Problem statement:
Narrow the data below down to the lines containing "JSON".

-- Start of Data for the task --

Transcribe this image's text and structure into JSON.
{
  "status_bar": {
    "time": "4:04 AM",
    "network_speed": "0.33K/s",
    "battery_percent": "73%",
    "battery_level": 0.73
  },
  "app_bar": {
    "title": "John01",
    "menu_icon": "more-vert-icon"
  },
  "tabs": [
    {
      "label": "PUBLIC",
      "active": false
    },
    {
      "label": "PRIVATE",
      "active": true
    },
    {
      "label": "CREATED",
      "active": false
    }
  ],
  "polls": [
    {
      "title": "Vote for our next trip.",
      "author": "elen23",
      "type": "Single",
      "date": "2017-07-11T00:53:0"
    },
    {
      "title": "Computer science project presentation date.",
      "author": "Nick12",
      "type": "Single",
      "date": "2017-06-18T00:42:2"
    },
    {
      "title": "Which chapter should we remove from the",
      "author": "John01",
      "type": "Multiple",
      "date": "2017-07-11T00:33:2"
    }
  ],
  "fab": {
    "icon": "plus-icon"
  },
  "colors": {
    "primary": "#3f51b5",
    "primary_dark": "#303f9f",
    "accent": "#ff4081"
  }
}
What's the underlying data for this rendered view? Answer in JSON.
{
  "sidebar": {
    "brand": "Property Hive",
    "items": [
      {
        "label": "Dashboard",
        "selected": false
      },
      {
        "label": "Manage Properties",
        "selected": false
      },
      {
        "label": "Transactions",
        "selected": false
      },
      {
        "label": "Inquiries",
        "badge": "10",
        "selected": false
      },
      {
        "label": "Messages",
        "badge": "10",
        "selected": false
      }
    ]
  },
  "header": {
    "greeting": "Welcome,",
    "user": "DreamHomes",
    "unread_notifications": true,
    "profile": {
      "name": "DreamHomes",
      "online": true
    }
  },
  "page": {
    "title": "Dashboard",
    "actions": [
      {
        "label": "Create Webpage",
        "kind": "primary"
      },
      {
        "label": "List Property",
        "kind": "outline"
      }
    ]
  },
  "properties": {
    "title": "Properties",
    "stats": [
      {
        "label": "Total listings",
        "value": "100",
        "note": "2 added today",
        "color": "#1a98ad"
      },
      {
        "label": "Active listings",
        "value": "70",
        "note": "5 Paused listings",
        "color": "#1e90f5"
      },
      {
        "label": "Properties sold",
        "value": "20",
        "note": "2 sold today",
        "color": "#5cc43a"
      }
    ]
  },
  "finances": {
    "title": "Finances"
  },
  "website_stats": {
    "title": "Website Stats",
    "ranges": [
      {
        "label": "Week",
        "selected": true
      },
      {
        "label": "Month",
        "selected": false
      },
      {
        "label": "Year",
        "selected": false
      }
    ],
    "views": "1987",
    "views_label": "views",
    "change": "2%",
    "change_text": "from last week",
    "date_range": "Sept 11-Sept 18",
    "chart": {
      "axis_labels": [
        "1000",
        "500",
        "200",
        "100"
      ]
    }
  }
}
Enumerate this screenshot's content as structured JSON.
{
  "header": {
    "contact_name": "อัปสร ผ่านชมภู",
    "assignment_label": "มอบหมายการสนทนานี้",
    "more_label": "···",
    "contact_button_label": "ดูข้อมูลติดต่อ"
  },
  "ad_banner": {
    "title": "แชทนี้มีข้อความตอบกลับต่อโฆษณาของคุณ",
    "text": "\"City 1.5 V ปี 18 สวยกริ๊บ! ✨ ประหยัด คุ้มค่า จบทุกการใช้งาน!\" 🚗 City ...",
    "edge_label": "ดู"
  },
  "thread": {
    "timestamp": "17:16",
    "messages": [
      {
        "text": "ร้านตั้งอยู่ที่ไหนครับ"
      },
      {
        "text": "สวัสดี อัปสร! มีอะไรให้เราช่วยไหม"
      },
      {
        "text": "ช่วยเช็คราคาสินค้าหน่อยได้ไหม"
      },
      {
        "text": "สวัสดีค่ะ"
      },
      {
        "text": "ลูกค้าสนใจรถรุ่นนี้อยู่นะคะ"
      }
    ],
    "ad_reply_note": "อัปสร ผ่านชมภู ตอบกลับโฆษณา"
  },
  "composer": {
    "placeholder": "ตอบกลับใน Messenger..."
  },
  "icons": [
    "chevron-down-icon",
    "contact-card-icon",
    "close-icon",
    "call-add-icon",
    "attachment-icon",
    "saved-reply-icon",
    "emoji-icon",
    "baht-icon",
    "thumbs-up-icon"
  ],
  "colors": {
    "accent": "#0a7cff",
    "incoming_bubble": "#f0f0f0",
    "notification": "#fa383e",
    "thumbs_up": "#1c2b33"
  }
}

-- End of Data for the task --

Task solution:
Transcribe this image's text and structure into JSON.
What's the underlying data for this rendered view? Answer in JSON.
Enumerate this screenshot's content as structured JSON.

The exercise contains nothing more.